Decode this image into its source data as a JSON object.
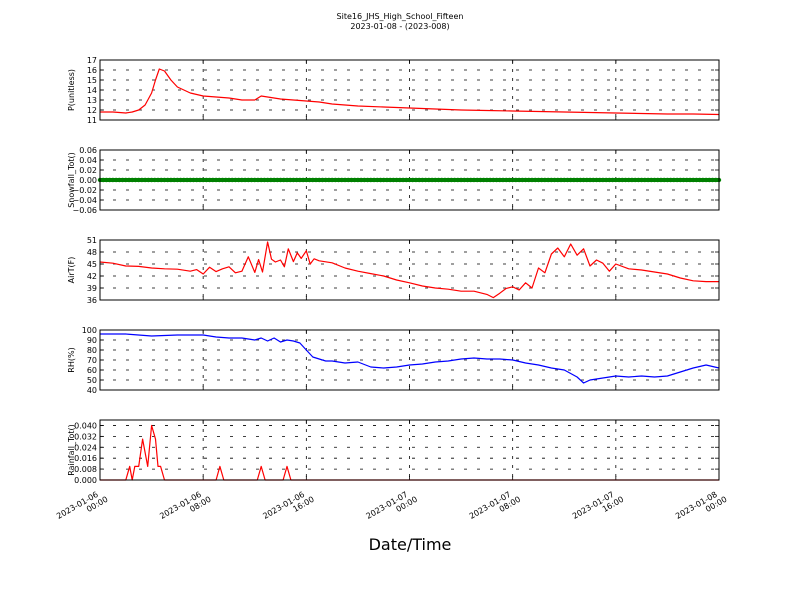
{
  "title": "Site16_JHS_High_School_Fifteen",
  "subtitle": "2023-01-08 - (2023-008)",
  "chart_data": {
    "type": "line",
    "xlabel": "Date/Time",
    "x_range": [
      "2023-01-06 00:00",
      "2023-01-08 00:00"
    ],
    "x_ticks": [
      "2023-01-06 00:00",
      "2023-01-06 08:00",
      "2023-01-06 16:00",
      "2023-01-07 00:00",
      "2023-01-07 08:00",
      "2023-01-07 16:00",
      "2023-01-08 00:00"
    ],
    "x_tick_labels": [
      [
        "2023-01-06",
        "00:00"
      ],
      [
        "2023-01-06",
        "08:00"
      ],
      [
        "2023-01-06",
        "16:00"
      ],
      [
        "2023-01-07",
        "00:00"
      ],
      [
        "2023-01-07",
        "08:00"
      ],
      [
        "2023-01-07",
        "16:00"
      ],
      [
        "2023-01-08",
        "00:00"
      ]
    ],
    "grid": true,
    "panels": [
      {
        "ylabel": "P(unitless)",
        "ylim": [
          11,
          17
        ],
        "yticks": [
          11,
          12,
          13,
          14,
          15,
          16,
          17
        ],
        "ytick_labels": [
          "11",
          "12",
          "13",
          "14",
          "15",
          "16",
          "17"
        ],
        "color": "#ff0000",
        "series": [
          {
            "x": [
              0,
              1,
              2,
              2.5,
              3,
              3.5,
              4,
              4.3,
              4.6,
              5,
              5.5,
              6,
              7,
              8,
              9,
              10,
              11,
              12,
              12.5,
              13,
              14,
              15,
              16,
              17,
              18,
              20,
              22,
              24,
              26,
              28,
              30,
              32,
              34,
              36,
              38,
              40,
              42,
              44,
              46,
              48
            ],
            "y": [
              11.8,
              11.8,
              11.7,
              11.8,
              12.0,
              12.5,
              13.7,
              15.0,
              16.1,
              15.9,
              15.0,
              14.3,
              13.7,
              13.4,
              13.3,
              13.2,
              13.0,
              13.0,
              13.4,
              13.3,
              13.1,
              13.0,
              12.9,
              12.8,
              12.6,
              12.4,
              12.3,
              12.2,
              12.1,
              12.0,
              11.95,
              11.9,
              11.85,
              11.8,
              11.75,
              11.7,
              11.65,
              11.6,
              11.6,
              11.55
            ]
          }
        ]
      },
      {
        "ylabel": "Snowfall_Tot()",
        "ylim": [
          -0.06,
          0.06
        ],
        "yticks": [
          -0.06,
          -0.04,
          -0.02,
          0.0,
          0.02,
          0.04,
          0.06
        ],
        "ytick_labels": [
          "−0.06",
          "−0.04",
          "−0.02",
          "0.00",
          "0.02",
          "0.04",
          "0.06"
        ],
        "color": "#008000",
        "marker": "dot",
        "series": [
          {
            "x": [
              0,
              48
            ],
            "y": [
              0,
              0
            ]
          }
        ]
      },
      {
        "ylabel": "AirT(F)",
        "ylim": [
          36,
          51
        ],
        "yticks": [
          36,
          39,
          42,
          45,
          48,
          51
        ],
        "ytick_labels": [
          "36",
          "39",
          "42",
          "45",
          "48",
          "51"
        ],
        "color": "#ff0000",
        "series": [
          {
            "x": [
              0,
              1,
              2,
              3,
              4,
              5,
              6,
              7,
              7.5,
              8,
              8.5,
              9,
              9.5,
              10,
              10.5,
              11,
              11.5,
              12,
              12.3,
              12.6,
              13,
              13.3,
              13.6,
              14,
              14.3,
              14.6,
              15,
              15.3,
              15.6,
              16,
              16.3,
              16.6,
              17,
              18,
              19,
              20,
              21,
              22,
              23,
              24,
              25,
              26,
              27,
              28,
              29,
              30,
              30.5,
              31,
              31.5,
              32,
              32.5,
              33,
              33.5,
              34,
              34.5,
              35,
              35.5,
              36,
              36.5,
              37,
              37.5,
              38,
              38.5,
              39,
              39.5,
              40,
              41,
              42,
              43,
              44,
              45,
              46,
              47,
              48
            ],
            "y": [
              45.5,
              45.2,
              44.5,
              44.4,
              44.0,
              43.8,
              43.7,
              43.2,
              43.6,
              42.5,
              44.2,
              43.1,
              43.8,
              44.3,
              42.8,
              43.2,
              46.8,
              42.9,
              46.1,
              43.0,
              50.5,
              46.2,
              45.5,
              46.0,
              44.3,
              48.8,
              45.6,
              47.8,
              46.4,
              48.3,
              45.0,
              46.3,
              45.8,
              45.3,
              44.0,
              43.2,
              42.6,
              42.0,
              41.0,
              40.3,
              39.5,
              39.0,
              38.7,
              38.2,
              38.2,
              37.4,
              36.6,
              37.7,
              38.9,
              39.3,
              38.5,
              40.3,
              39.0,
              44.0,
              42.8,
              47.5,
              49.0,
              46.8,
              50.0,
              47.2,
              48.8,
              44.5,
              46.0,
              45.2,
              43.2,
              45.0,
              43.8,
              43.5,
              43.0,
              42.5,
              41.5,
              40.8,
              40.6,
              40.6
            ]
          }
        ]
      },
      {
        "ylabel": "RH(%)",
        "ylim": [
          40,
          100
        ],
        "yticks": [
          40,
          50,
          60,
          70,
          80,
          90,
          100
        ],
        "ytick_labels": [
          "40",
          "50",
          "60",
          "70",
          "80",
          "90",
          "100"
        ],
        "color": "#0000ff",
        "series": [
          {
            "x": [
              0,
              2,
              4,
              6,
              8,
              9,
              10,
              11,
              12,
              12.5,
              13,
              13.5,
              14,
              14.5,
              15,
              15.5,
              16,
              16.5,
              17,
              17.5,
              18,
              19,
              20,
              21,
              22,
              23,
              24,
              25,
              26,
              27,
              28,
              29,
              30,
              31,
              32,
              33,
              34,
              35,
              36,
              37,
              37.5,
              38,
              39,
              40,
              41,
              42,
              43,
              44,
              45,
              46,
              47,
              48
            ],
            "y": [
              96,
              96,
              94,
              95,
              95,
              93,
              92,
              92,
              90,
              92,
              89,
              92,
              88,
              90,
              89,
              87,
              80,
              73,
              71,
              69,
              69,
              67,
              68,
              63,
              62,
              63,
              65,
              66,
              68,
              69,
              71,
              72,
              71,
              71,
              70,
              67,
              65,
              62,
              60,
              53,
              47,
              50,
              52,
              54,
              53,
              54,
              53,
              54,
              58,
              62,
              65,
              62
            ]
          }
        ]
      },
      {
        "ylabel": "Rainfall_Tot()",
        "ylim": [
          0,
          0.044
        ],
        "yticks": [
          0.0,
          0.008,
          0.016,
          0.024,
          0.032,
          0.04
        ],
        "ytick_labels": [
          "0.000",
          "0.008",
          "0.016",
          "0.024",
          "0.032",
          "0.040"
        ],
        "color": "#ff0000",
        "series": [
          {
            "x": [
              0,
              2.0,
              2.3,
              2.5,
              2.7,
              3.0,
              3.3,
              3.7,
              4.0,
              4.3,
              4.5,
              4.7,
              5.0,
              5.3,
              5.5,
              9.0,
              9.3,
              9.6,
              12.2,
              12.5,
              12.8,
              14.2,
              14.5,
              14.8,
              48
            ],
            "y": [
              0,
              0,
              0.01,
              0,
              0.01,
              0.01,
              0.03,
              0.01,
              0.04,
              0.03,
              0.01,
              0.01,
              0,
              0,
              0,
              0,
              0.01,
              0,
              0,
              0.01,
              0,
              0,
              0.01,
              0,
              0
            ]
          }
        ]
      }
    ]
  }
}
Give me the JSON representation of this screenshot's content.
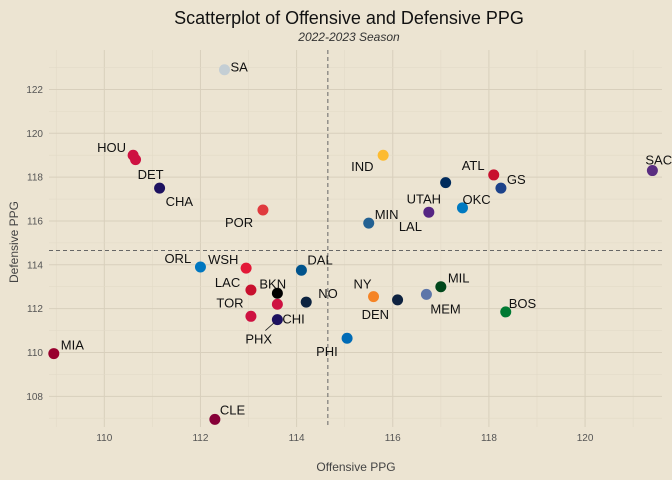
{
  "chart_data": {
    "type": "scatter",
    "title": "Scatterplot of Offensive and Defensive PPG",
    "subtitle": "2022-2023 Season",
    "xlabel": "Offensive PPG",
    "ylabel": "Defensive PPG",
    "xlim": [
      108.85,
      121.6
    ],
    "ylim": [
      106.6,
      123.8
    ],
    "xticks": [
      110,
      112,
      114,
      116,
      118,
      120
    ],
    "yticks": [
      108,
      110,
      112,
      114,
      116,
      118,
      120,
      122
    ],
    "reference_lines": {
      "x_mean": 114.65,
      "y_mean": 114.65
    },
    "grid": true,
    "points": [
      {
        "team": "SA",
        "x": 112.5,
        "y": 122.9,
        "color": "#c4ced4",
        "dx": 6,
        "dy": 2
      },
      {
        "team": "HOU",
        "x": 110.6,
        "y": 119.0,
        "color": "#ce1141",
        "dx": -36,
        "dy": -3
      },
      {
        "team": "",
        "x": 110.65,
        "y": 118.8,
        "color": "#ce1141",
        "dx": 0,
        "dy": 0
      },
      {
        "team": "DET",
        "x": 111.15,
        "y": 117.5,
        "color": "#1d1160",
        "dx": -22,
        "dy": -9
      },
      {
        "team": "CHA",
        "x": 111.15,
        "y": 117.5,
        "color": "#1d1160",
        "dx": 6,
        "dy": 18
      },
      {
        "team": "POR",
        "x": 113.3,
        "y": 116.5,
        "color": "#e03a3e",
        "dx": -38,
        "dy": 17
      },
      {
        "team": "IND",
        "x": 115.8,
        "y": 119.0,
        "color": "#fdbb30",
        "dx": -32,
        "dy": 16
      },
      {
        "team": "UTAH",
        "x": 117.1,
        "y": 117.75,
        "color": "#002b5c",
        "dx": -39,
        "dy": 21
      },
      {
        "team": "ATL",
        "x": 118.1,
        "y": 118.1,
        "color": "#c8102e",
        "dx": -32,
        "dy": -5
      },
      {
        "team": "GS",
        "x": 118.25,
        "y": 117.5,
        "color": "#1d428a",
        "dx": 6,
        "dy": -4
      },
      {
        "team": "SAC",
        "x": 121.4,
        "y": 118.3,
        "color": "#5a2d81",
        "dx": -7,
        "dy": -6
      },
      {
        "team": "MIN",
        "x": 115.5,
        "y": 115.9,
        "color": "#236192",
        "dx": 6,
        "dy": -4
      },
      {
        "team": "LAL",
        "x": 116.75,
        "y": 116.4,
        "color": "#552583",
        "dx": -30,
        "dy": 19
      },
      {
        "team": "OKC",
        "x": 117.45,
        "y": 116.6,
        "color": "#007ac1",
        "dx": 0,
        "dy": -4
      },
      {
        "team": "ORL",
        "x": 112.0,
        "y": 113.9,
        "color": "#0077c0",
        "dx": -36,
        "dy": -4
      },
      {
        "team": "WSH",
        "x": 112.95,
        "y": 113.85,
        "color": "#e31837",
        "dx": -38,
        "dy": -4
      },
      {
        "team": "DAL",
        "x": 114.1,
        "y": 113.75,
        "color": "#00538c",
        "dx": 6,
        "dy": -6
      },
      {
        "team": "LAC",
        "x": 113.05,
        "y": 112.85,
        "color": "#c8102e",
        "dx": -36,
        "dy": -3
      },
      {
        "team": "BKN",
        "x": 113.6,
        "y": 112.7,
        "color": "#000000",
        "dx": -18,
        "dy": -5
      },
      {
        "team": "NO",
        "x": 114.2,
        "y": 112.3,
        "color": "#0c2340",
        "dx": 12,
        "dy": -4
      },
      {
        "team": "TOR",
        "x": 113.6,
        "y": 112.2,
        "color": "#ce1141",
        "dx": -61,
        "dy": 3
      },
      {
        "team": "",
        "x": 113.05,
        "y": 111.65,
        "color": "#ce1141",
        "dx": 0,
        "dy": 0
      },
      {
        "team": "CHI",
        "x": 113.6,
        "y": 111.5,
        "color": "#1d1160",
        "dx": 5,
        "dy": 4
      },
      {
        "team": "PHX",
        "x": 113.6,
        "y": 111.5,
        "color": "#1d1160",
        "dx": -32,
        "dy": 24
      },
      {
        "team": "NY",
        "x": 115.6,
        "y": 112.55,
        "color": "#f58426",
        "dx": -20,
        "dy": -8
      },
      {
        "team": "DEN",
        "x": 116.1,
        "y": 112.4,
        "color": "#0e2240",
        "dx": -36,
        "dy": 19
      },
      {
        "team": "MEM",
        "x": 116.7,
        "y": 112.65,
        "color": "#5d76a9",
        "dx": 4,
        "dy": 19
      },
      {
        "team": "MIL",
        "x": 117.0,
        "y": 113.0,
        "color": "#00471b",
        "dx": 7,
        "dy": -4
      },
      {
        "team": "BOS",
        "x": 118.35,
        "y": 111.85,
        "color": "#007a33",
        "dx": 3,
        "dy": -4
      },
      {
        "team": "PHI",
        "x": 115.05,
        "y": 110.65,
        "color": "#006bb6",
        "dx": -31,
        "dy": 18
      },
      {
        "team": "MIA",
        "x": 108.95,
        "y": 109.95,
        "color": "#98002e",
        "dx": 7,
        "dy": -4
      },
      {
        "team": "CLE",
        "x": 112.3,
        "y": 106.95,
        "color": "#860038",
        "dx": 5,
        "dy": -5
      }
    ]
  }
}
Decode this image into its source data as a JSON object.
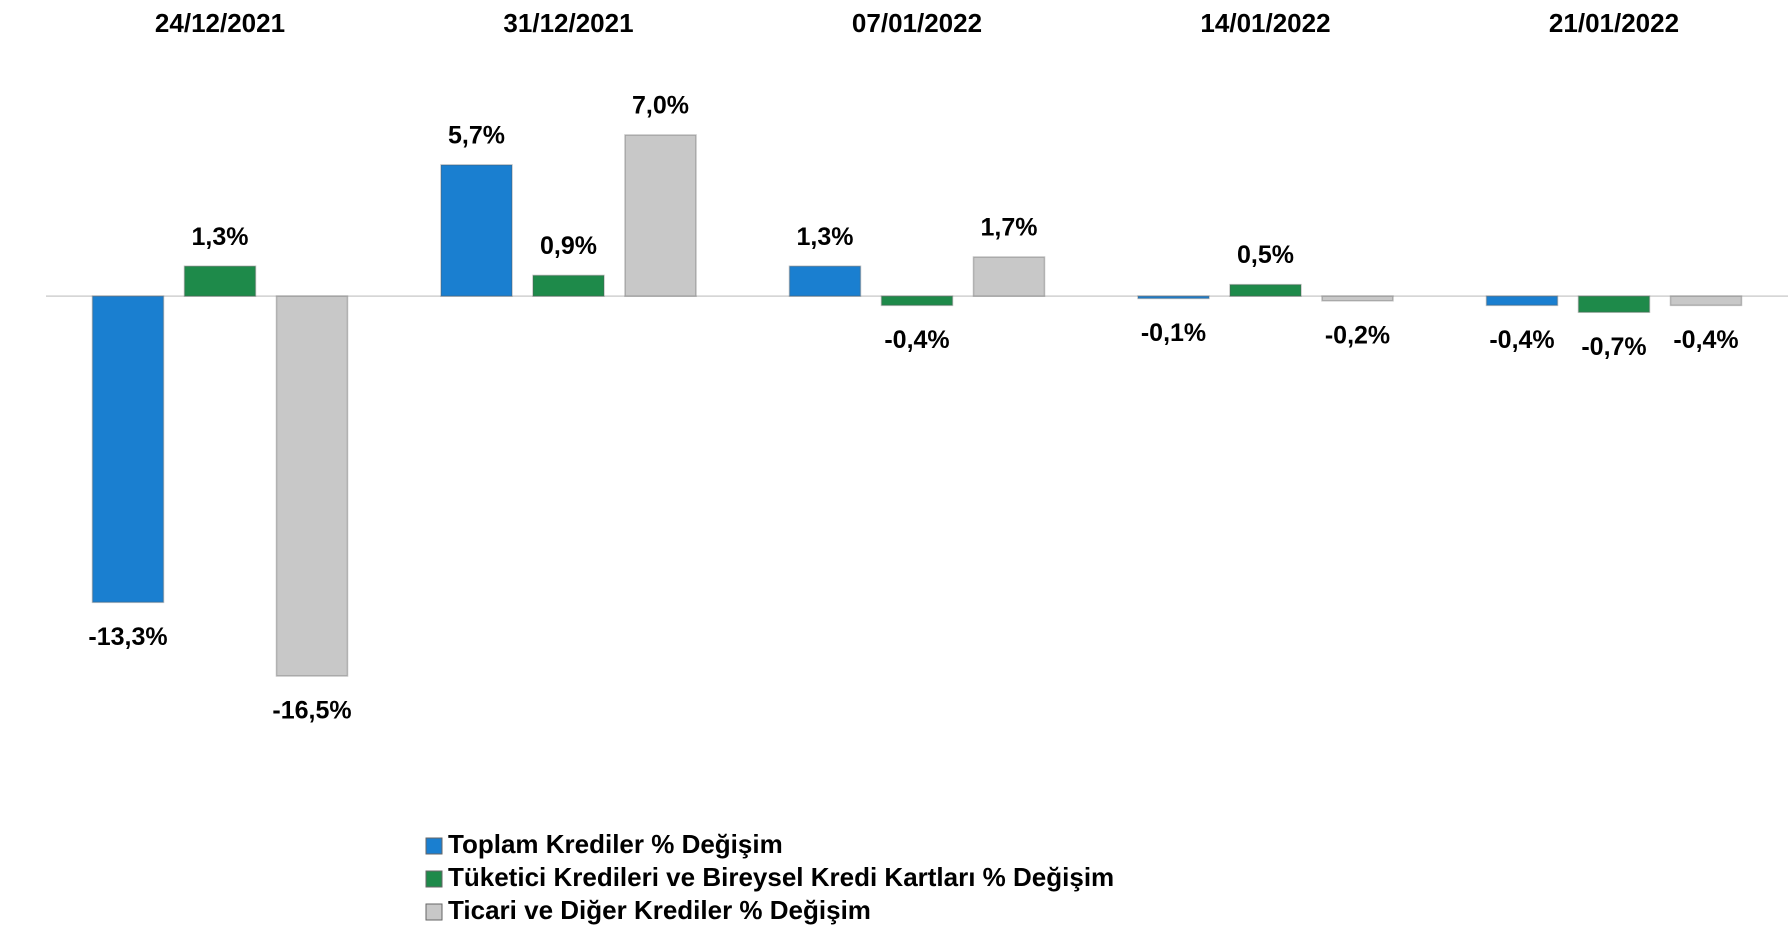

———

(SET EXERCISE): From the records above, pull out every line containing the word "subtitle".

(EXERCISE OUTPUT):
  "subtitle": "2023-01-08 - (2023-008)",
    "subtitle": "2022-2023 Season",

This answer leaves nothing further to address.